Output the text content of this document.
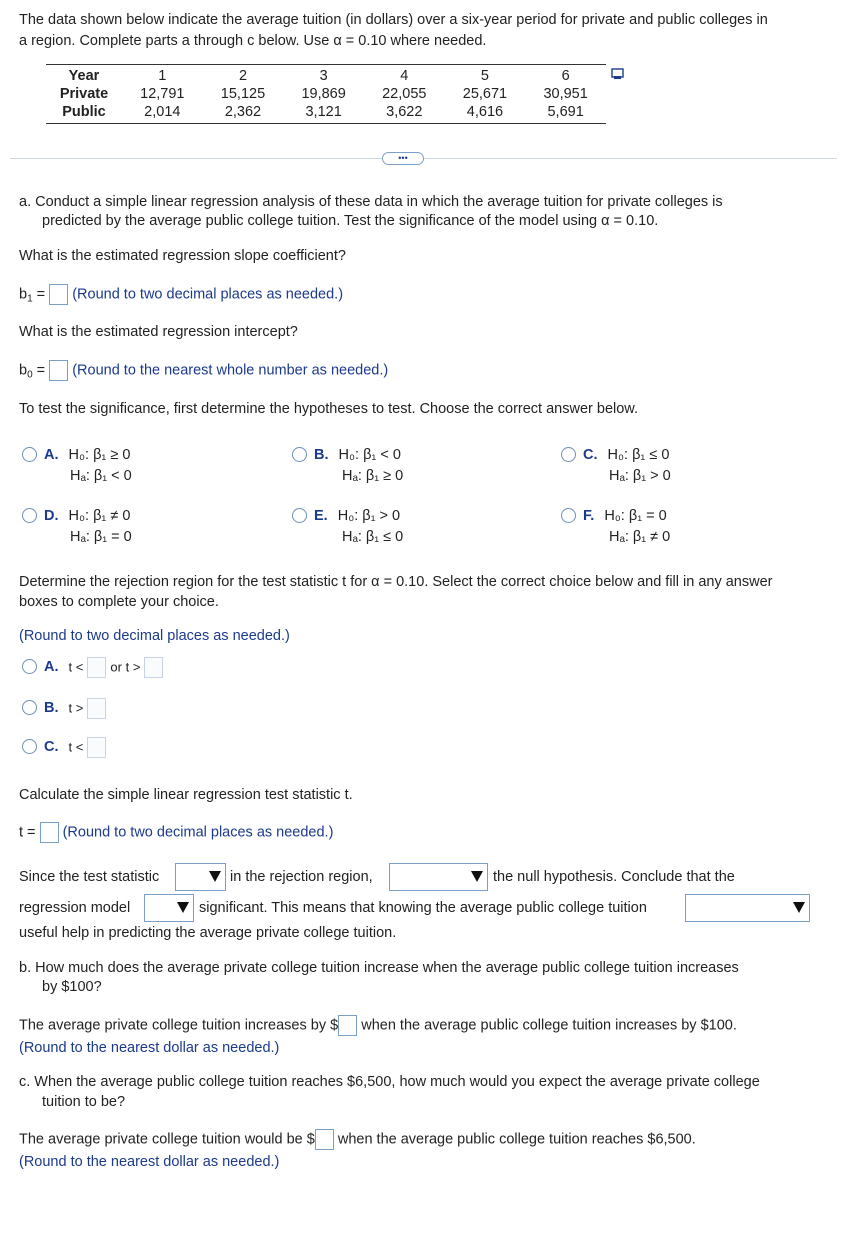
The data shown below indicate the average tuition (in dollars) over a six-year period for private and public colleges in
a region. Complete parts a through c below. Use α = 0.10 where needed.
Year	1	2	3	4	5	6
Private	12,791	15,125	19,869	22,055	25,671	30,951
Public	2,014	2,362	3,121	3,622	4,616	5,691
•••
a. Conduct a simple linear regression analysis of these data in which the average tuition for private colleges is
predicted by the average public college tuition. Test the significance of the model using α = 0.10.
What is the estimated regression slope coefficient?
$b_1$ =  (Round to two decimal places as needed.)
What is the estimated regression intercept?
$b_0$ =  (Round to the nearest whole number as needed.)
To test the significance, first determine the hypotheses to test. Choose the correct answer below.
A. H₀: β₁ ≥ 0
Hₐ: β₁ < 0
B. H₀: β₁ < 0
Hₐ: β₁ ≥ 0
C. H₀: β₁ ≤ 0
Hₐ: β₁ > 0
D. H₀: β₁ ≠ 0
Hₐ: β₁ = 0
E. H₀: β₁ > 0
Hₐ: β₁ ≤ 0
F. H₀: β₁ = 0
Hₐ: β₁ ≠ 0
Determine the rejection region for the test statistic t for α = 0.10. Select the correct choice below and fill in any answer
boxes to complete your choice.
(Round to two decimal places as needed.)
A. t < or t >
B. t >
C. t <
Calculate the simple linear regression test statistic t.
t = (Round to two decimal places as needed.)
Since the test statistic	in the rejection region,	the null hypothesis. Conclude that the
regression model	significant. This means that knowing the average public college tuition
useful help in predicting the average private college tuition.
b. How much does the average private college tuition increase when the average public college tuition increases
by $100?
The average private college tuition increases by $ when the average public college tuition increases by $100.
(Round to the nearest dollar as needed.)
c. When the average public college tuition reaches $6,500, how much would you expect the average private college
tuition to be?
The average private college tuition would be $ when the average public college tuition reaches $6,500.
(Round to the nearest dollar as needed.)
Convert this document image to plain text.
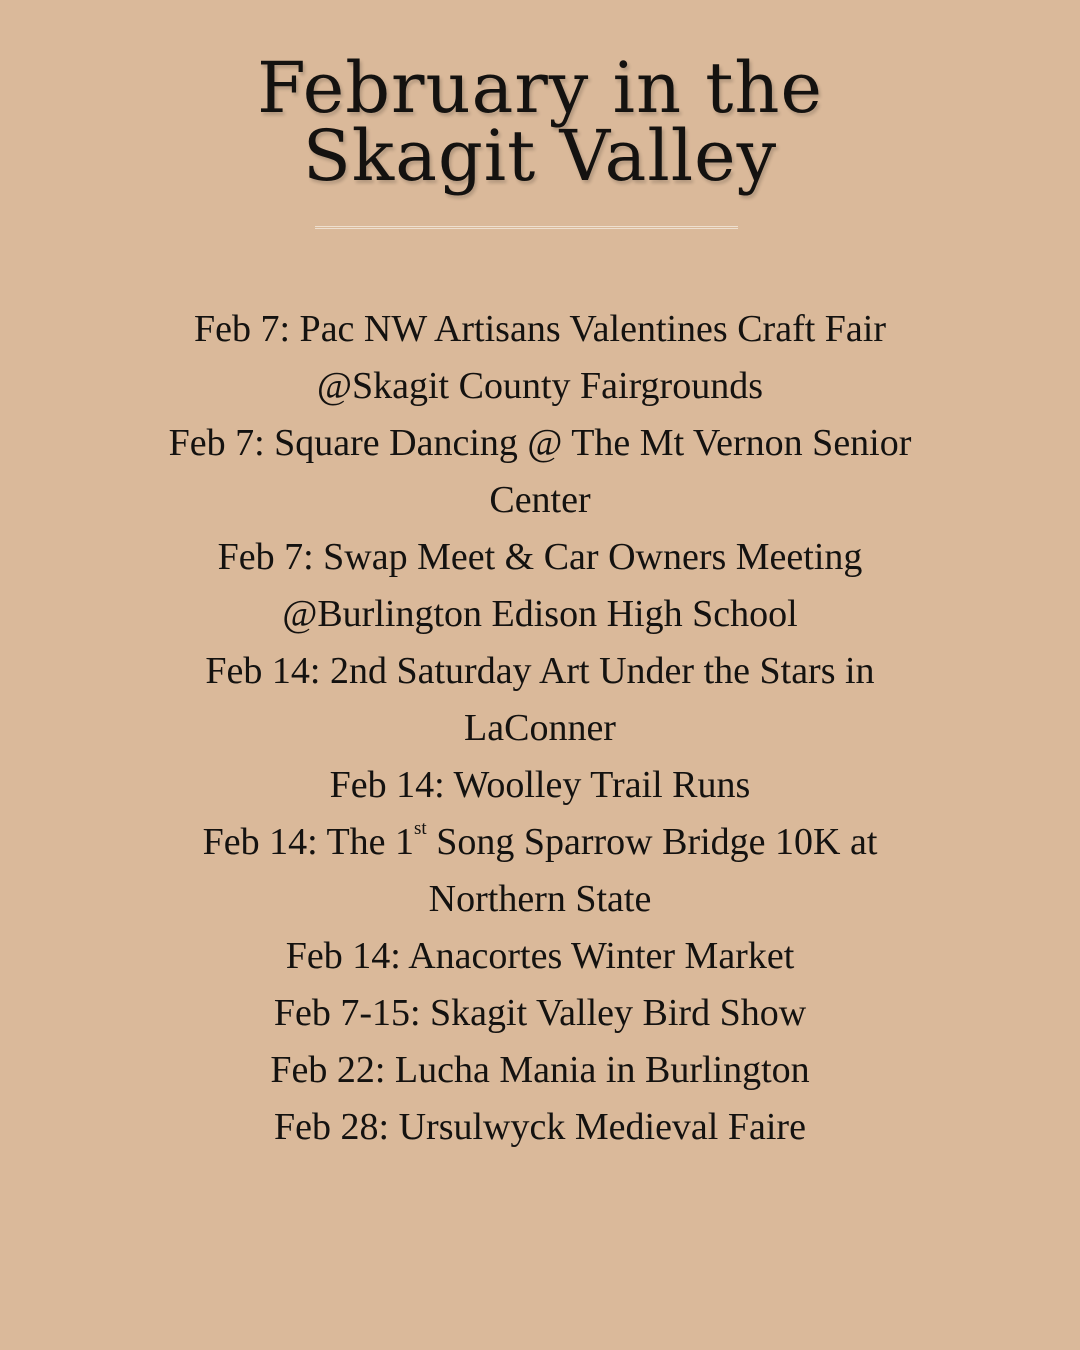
February in the
Skagit Valley
Feb 7: Pac NW Artisans Valentines Craft Fair @Skagit County Fairgrounds
Feb 7: Square Dancing @ The Mt Vernon Senior Center
Feb 7: Swap Meet & Car Owners Meeting @Burlington Edison High School
Feb 14: 2nd Saturday Art Under the Stars in LaConner
Feb 14: Woolley Trail Runs
Feb 14: The 1st Song Sparrow Bridge 10K at Northern State
Feb 14: Anacortes Winter Market
Feb 7-15: Skagit Valley Bird Show
Feb 22: Lucha Mania in Burlington
Feb 28: Ursulwyck Medieval Faire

*WHAT YOU HAVE TO DO*: Quote the entries in full. Any image among them is to be omitted from the copy.

*FULL SOLUTION*:
Output the text content of this document.
The data shown below indicate the average tuition (in dollars) over a six-year period for private and public colleges in
a region. Complete parts a through c below. Use α = 0.10 where needed.
Year	1	2	3	4	5	6
Private	12,791	15,125	19,869	22,055	25,671	30,951
Public	2,014	2,362	3,121	3,622	4,616	5,691
•••
a. Conduct a simple linear regression analysis of these data in which the average tuition for private colleges is
predicted by the average public college tuition. Test the significance of the model using α = 0.10.
What is the estimated regression slope coefficient?
$b_1$ =  (Round to two decimal places as needed.)
What is the estimated regression intercept?
$b_0$ =  (Round to the nearest whole number as needed.)
To test the significance, first determine the hypotheses to test. Choose the correct answer below.
A. H₀: β₁ ≥ 0
Hₐ: β₁ < 0
B. H₀: β₁ < 0
Hₐ: β₁ ≥ 0
C. H₀: β₁ ≤ 0
Hₐ: β₁ > 0
D. H₀: β₁ ≠ 0
Hₐ: β₁ = 0
E. H₀: β₁ > 0
Hₐ: β₁ ≤ 0
F. H₀: β₁ = 0
Hₐ: β₁ ≠ 0
Determine the rejection region for the test statistic t for α = 0.10. Select the correct choice below and fill in any answer
boxes to complete your choice.
(Round to two decimal places as needed.)
A. t < or t >
B. t >
C. t <
Calculate the simple linear regression test statistic t.
t = (Round to two decimal places as needed.)
Since the test statistic	in the rejection region,	the null hypothesis. Conclude that the
regression model	significant. This means that knowing the average public college tuition
useful help in predicting the average private college tuition.
b. How much does the average private college tuition increase when the average public college tuition increases
by $100?
The average private college tuition increases by $ when the average public college tuition increases by $100.
(Round to the nearest dollar as needed.)
c. When the average public college tuition reaches $6,500, how much would you expect the average private college
tuition to be?
The average private college tuition would be $ when the average public college tuition reaches $6,500.
(Round to the nearest dollar as needed.)
Convert this document image to plain text.
February in the
Skagit Valley
Feb 7: Pac NW Artisans Valentines Craft Fair @Skagit County Fairgrounds
Feb 7: Square Dancing @ The Mt Vernon Senior Center
Feb 7: Swap Meet & Car Owners Meeting @Burlington Edison High School
Feb 14: 2nd Saturday Art Under the Stars in LaConner
Feb 14: Woolley Trail Runs
Feb 14: The 1st Song Sparrow Bridge 10K at Northern State
Feb 14: Anacortes Winter Market
Feb 7-15: Skagit Valley Bird Show
Feb 22: Lucha Mania in Burlington
Feb 28: Ursulwyck Medieval Faire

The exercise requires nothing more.